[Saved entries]
-- Start --

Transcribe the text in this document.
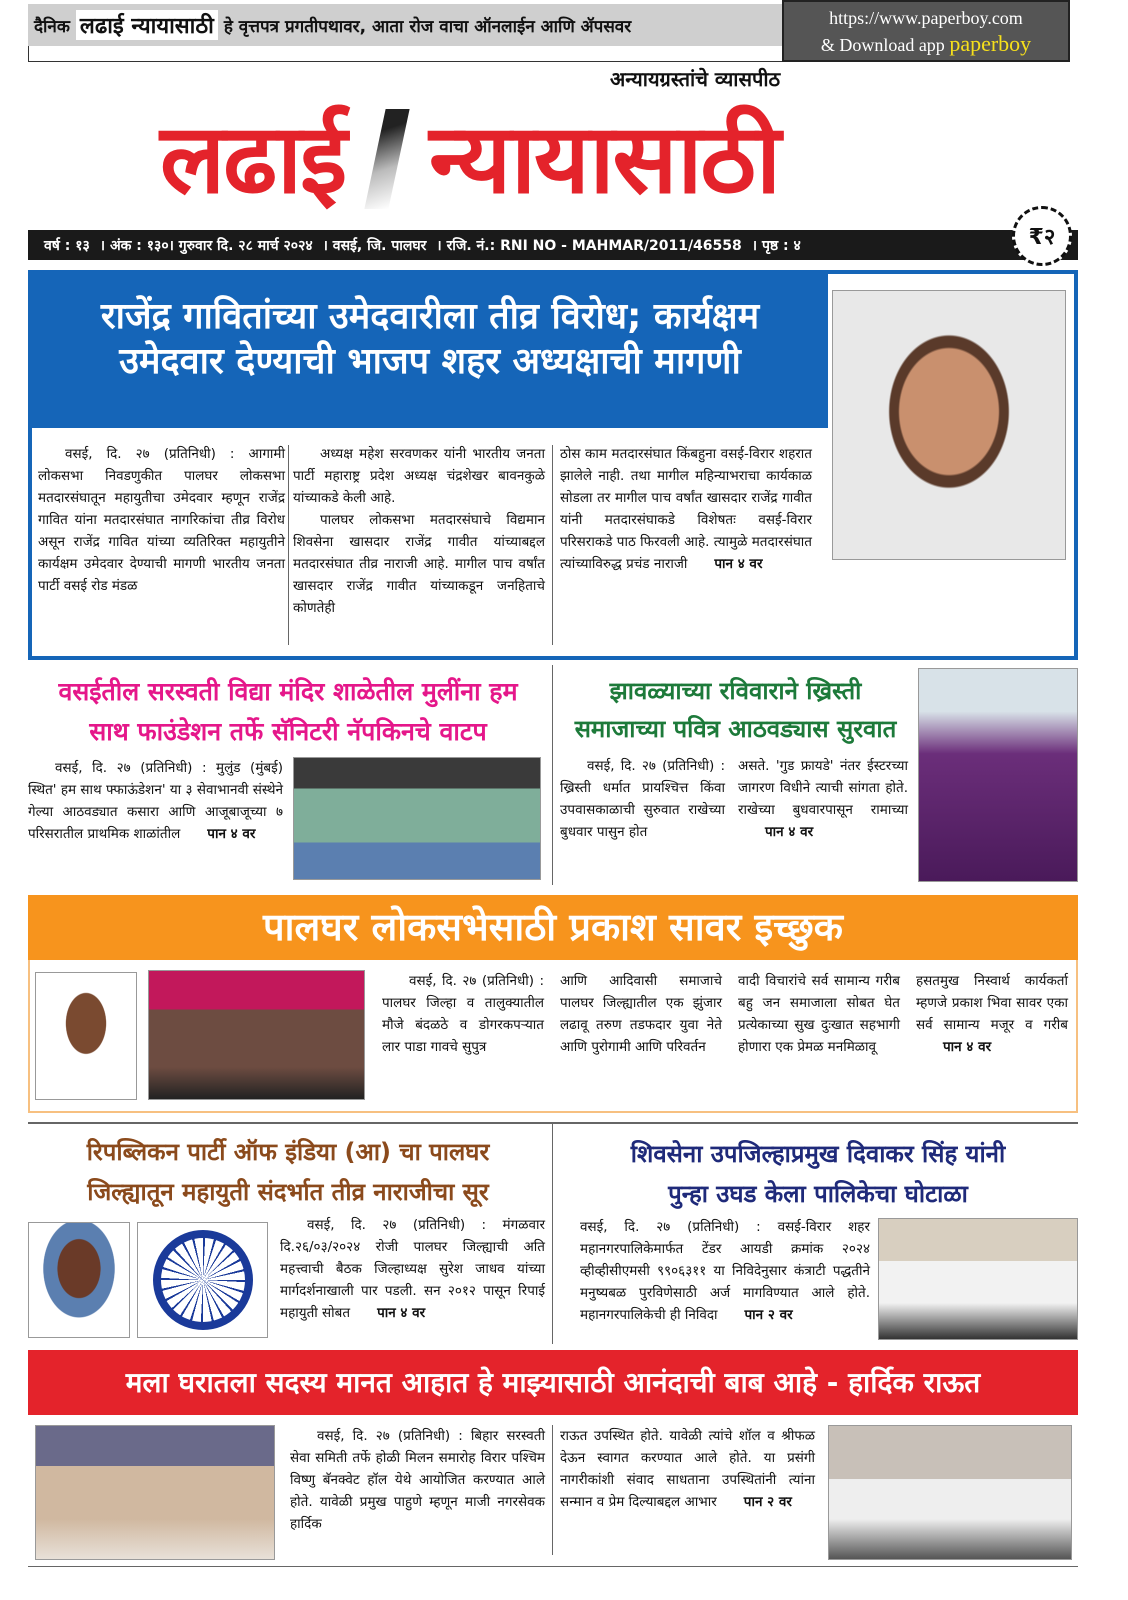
दैनिक लढाई न्यायासाठी हे वृत्तपत्र प्रगतीपथावर, आता रोज वाचा ऑनलाईन आणि ॲपसवर	https://www.paperboy.com
& Download app paperboy
अन्यायग्रस्तांचे व्यासपीठ
लढाई न्यायासाठी
वर्ष : १३ । अंक : १३०। गुरुवार दि. २८ मार्च २०२४ । वसई, जि. पालघर । रजि. नं.: RNI NO - MAHMAR/2011/46558 । पृष्ठ : ४	₹२
राजेंद्र गावितांच्या उमेदवारीला तीव्र विरोध; कार्यक्षम
उमेदवार देण्याची भाजप शहर अध्यक्षाची मागणी

वसई, दि. २७ (प्रतिनिधी) : आगामी लोकसभा निवडणुकीत पालघर लोकसभा मतदारसंघातून महायुतीचा उमेदवार म्हणून राजेंद्र गावित यांना मतदारसंघात नागरिकांचा तीव्र विरोध असून राजेंद्र गावित यांच्या व्यतिरिक्त महायुतीने कार्यक्षम उमेदवार देण्याची मागणी भारतीय जनता पार्टी वसई रोड मंडळ

अध्यक्ष महेश सरवणकर यांनी भारतीय जनता पार्टी महाराष्ट्र प्रदेश अध्यक्ष चंद्रशेखर बावनकुळे यांच्याकडे केली आहे.

पालघर लोकसभा मतदारसंघाचे विद्यमान शिवसेना खासदार राजेंद्र गावीत यांच्याबद्दल मतदारसंघात तीव्र नाराजी आहे. मागील पाच वर्षांत खासदार राजेंद्र गावीत यांच्याकडून जनहिताचे कोणतेही

ठोस काम मतदारसंघात किंबहुना वसई-विरार शहरात झालेले नाही. तथा मागील महिन्याभराचा कार्यकाळ सोडला तर मागील पाच वर्षांत खासदार राजेंद्र गावीत यांनी मतदारसंघाकडे विशेषतः वसई-विरार परिसराकडे पाठ फिरवली आहे. त्यामुळे मतदारसंघात त्यांच्याविरुद्ध प्रचंड नाराजी पान ४ वर

वसईतील सरस्वती विद्या मंदिर शाळेतील मुलींना हम
साथ फाउंडेशन तर्फे सॅनिटरी नॅपकिनचे वाटप

वसई, दि. २७ (प्रतिनिधी) : मुलुंड (मुंबई) स्थित' हम साथ फ्फाऊंडेशन' या ३ सेवाभानवी संस्थेने गेल्या आठवड्यात कसारा आणि आजूबाजूच्या ७ परिसरातील प्राथमिक शाळांतील पान ४ वर

झावळ्याच्या रविवाराने ख्रिस्ती
समाजाच्या पवित्र आठवड्यास सुरवात

वसई, दि. २७ (प्रतिनिधी) : ख्रिस्ती धर्मात प्रायश्चित्त किंवा उपवासकाळाची सुरुवात राखेच्या बुधवार पासुन होत

असते. 'गुड फ्रायडे' नंतर ईस्टरच्या जागरण विधीने त्याची सांगता होते. राखेच्या बुधवारपासून रामाच्यापान ४ वर

पालघर लोकसभेसाठी प्रकाश सावर इच्छुक

वसई, दि. २७ (प्रतिनिधी) : पालघर जिल्हा व तालुक्यातील मौजे बंदळठे व डोगरकपऱ्यात लार पाडा गावचे सुपुत्र

आणि आदिवासी समाजाचे पालघर जिल्ह्यातील एक झुंजार लढावू तरुण तडफदार युवा नेते आणि पुरोगामी आणि परिवर्तन

वादी विचारांचे सर्व सामान्य गरीब बहु जन समाजाला सोबत घेत प्रत्येकाच्या सुख दुःखात सहभागी होणारा एक प्रेमळ मनमिळावू

हसतमुख निस्वार्थ कार्यकर्ता म्हणजे प्रकाश भिवा सावर एका सर्व सामान्य मजूर व गरीबपान ४ वर

रिपब्लिकन पार्टी ऑफ इंडिया (आ) चा पालघर
जिल्ह्यातून महायुती संदर्भात तीव्र नाराजीचा सूर

वसई, दि. २७ (प्रतिनिधी) : मंगळवार दि.२६/०३/२०२४ रोजी पालघर जिल्ह्याची अति महत्त्वाची बैठक जिल्हाध्यक्ष सुरेश जाधव यांच्या मार्गदर्शनाखाली पार पडली. सन २०१२ पासून रिपाई महायुती सोबत पान ४ वर

शिवसेना उपजिल्हाप्रमुख दिवाकर सिंह यांनी
पुन्हा उघड केला पालिकेचा घोटाळा

वसई, दि. २७ (प्रतिनिधी) : वसई-विरार शहर महानगरपालिकेमार्फत टेंडर आयडी क्रमांक २०२४ व्हीव्हीसीएमसी ९९०६३११ या निविदेनुसार कंत्राटी पद्धतीने मनुष्यबळ पुरविणेसाठी अर्ज मागविण्यात आले होते. महानगरपालिकेची ही निविदा पान २ वर

मला घरातला सदस्य मानत आहात हे माझ्यासाठी आनंदाची बाब आहे - हार्दिक राऊत

वसई, दि. २७ (प्रतिनिधी) : बिहार सरस्वती सेवा समिती तर्फे होळी मिलन समारोह विरार पश्चिम विष्णु बॅनक्वेट हॉल येथे आयोजित करण्यात आले होते. यावेळी प्रमुख पाहुणे म्हणून माजी नगरसेवक हार्दिक

राऊत उपस्थित होते. यावेळी त्यांचे शॉल व श्रीफळ देऊन स्वागत करण्यात आले होते. या प्रसंगी नागरीकांशी संवाद साधताना उपस्थितांनी त्यांना सन्मान व प्रेम दिल्याबद्दल आभार पान २ वर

-- End --

▶ CHALLENGE: Print each line of the material above exactly, with the pictures removed from your copy.

▶ WRITTEN REPLY:
Transcribe the text in this document.
दैनिक लढाई न्यायासाठी हे वृत्तपत्र प्रगतीपथावर, आता रोज वाचा ऑनलाईन आणि ॲपसवर	https://www.paperboy.com
& Download app paperboy
अन्यायग्रस्तांचे व्यासपीठ
लढाई न्यायासाठी
वर्ष : १३ । अंक : १३०। गुरुवार दि. २८ मार्च २०२४ । वसई, जि. पालघर । रजि. नं.: RNI NO - MAHMAR/2011/46558 । पृष्ठ : ४	₹२
राजेंद्र गावितांच्या उमेदवारीला तीव्र विरोध; कार्यक्षम
उमेदवार देण्याची भाजप शहर अध्यक्षाची मागणी

वसई, दि. २७ (प्रतिनिधी) : आगामी लोकसभा निवडणुकीत पालघर लोकसभा मतदारसंघातून महायुतीचा उमेदवार म्हणून राजेंद्र गावित यांना मतदारसंघात नागरिकांचा तीव्र विरोध असून राजेंद्र गावित यांच्या व्यतिरिक्त महायुतीने कार्यक्षम उमेदवार देण्याची मागणी भारतीय जनता पार्टी वसई रोड मंडळ

अध्यक्ष महेश सरवणकर यांनी भारतीय जनता पार्टी महाराष्ट्र प्रदेश अध्यक्ष चंद्रशेखर बावनकुळे यांच्याकडे केली आहे.

पालघर लोकसभा मतदारसंघाचे विद्यमान शिवसेना खासदार राजेंद्र गावीत यांच्याबद्दल मतदारसंघात तीव्र नाराजी आहे. मागील पाच वर्षांत खासदार राजेंद्र गावीत यांच्याकडून जनहिताचे कोणतेही

ठोस काम मतदारसंघात किंबहुना वसई-विरार शहरात झालेले नाही. तथा मागील महिन्याभराचा कार्यकाळ सोडला तर मागील पाच वर्षांत खासदार राजेंद्र गावीत यांनी मतदारसंघाकडे विशेषतः वसई-विरार परिसराकडे पाठ फिरवली आहे. त्यामुळे मतदारसंघात त्यांच्याविरुद्ध प्रचंड नाराजी पान ४ वर

वसईतील सरस्वती विद्या मंदिर शाळेतील मुलींना हम
साथ फाउंडेशन तर्फे सॅनिटरी नॅपकिनचे वाटप

वसई, दि. २७ (प्रतिनिधी) : मुलुंड (मुंबई) स्थित' हम साथ फ्फाऊंडेशन' या ३ सेवाभानवी संस्थेने गेल्या आठवड्यात कसारा आणि आजूबाजूच्या ७ परिसरातील प्राथमिक शाळांतील पान ४ वर

झावळ्याच्या रविवाराने ख्रिस्ती
समाजाच्या पवित्र आठवड्यास सुरवात

वसई, दि. २७ (प्रतिनिधी) : ख्रिस्ती धर्मात प्रायश्चित्त किंवा उपवासकाळाची सुरुवात राखेच्या बुधवार पासुन होत

असते. 'गुड फ्रायडे' नंतर ईस्टरच्या जागरण विधीने त्याची सांगता होते. राखेच्या बुधवारपासून रामाच्यापान ४ वर

पालघर लोकसभेसाठी प्रकाश सावर इच्छुक

वसई, दि. २७ (प्रतिनिधी) : पालघर जिल्हा व तालुक्यातील मौजे बंदळठे व डोगरकपऱ्यात लार पाडा गावचे सुपुत्र

आणि आदिवासी समाजाचे पालघर जिल्ह्यातील एक झुंजार लढावू तरुण तडफदार युवा नेते आणि पुरोगामी आणि परिवर्तन

वादी विचारांचे सर्व सामान्य गरीब बहु जन समाजाला सोबत घेत प्रत्येकाच्या सुख दुःखात सहभागी होणारा एक प्रेमळ मनमिळावू

हसतमुख निस्वार्थ कार्यकर्ता म्हणजे प्रकाश भिवा सावर एका सर्व सामान्य मजूर व गरीबपान ४ वर

रिपब्लिकन पार्टी ऑफ इंडिया (आ) चा पालघर
जिल्ह्यातून महायुती संदर्भात तीव्र नाराजीचा सूर

वसई, दि. २७ (प्रतिनिधी) : मंगळवार दि.२६/०३/२०२४ रोजी पालघर जिल्ह्याची अति महत्त्वाची बैठक जिल्हाध्यक्ष सुरेश जाधव यांच्या मार्गदर्शनाखाली पार पडली. सन २०१२ पासून रिपाई महायुती सोबत पान ४ वर

शिवसेना उपजिल्हाप्रमुख दिवाकर सिंह यांनी
पुन्हा उघड केला पालिकेचा घोटाळा

वसई, दि. २७ (प्रतिनिधी) : वसई-विरार शहर महानगरपालिकेमार्फत टेंडर आयडी क्रमांक २०२४ व्हीव्हीसीएमसी ९९०६३११ या निविदेनुसार कंत्राटी पद्धतीने मनुष्यबळ पुरविणेसाठी अर्ज मागविण्यात आले होते. महानगरपालिकेची ही निविदा पान २ वर

मला घरातला सदस्य मानत आहात हे माझ्यासाठी आनंदाची बाब आहे - हार्दिक राऊत

वसई, दि. २७ (प्रतिनिधी) : बिहार सरस्वती सेवा समिती तर्फे होळी मिलन समारोह विरार पश्चिम विष्णु बॅनक्वेट हॉल येथे आयोजित करण्यात आले होते. यावेळी प्रमुख पाहुणे म्हणून माजी नगरसेवक हार्दिक

राऊत उपस्थित होते. यावेळी त्यांचे शॉल व श्रीफळ देऊन स्वागत करण्यात आले होते. या प्रसंगी नागरीकांशी संवाद साधताना उपस्थितांनी त्यांना सन्मान व प्रेम दिल्याबद्दल आभार पान २ वर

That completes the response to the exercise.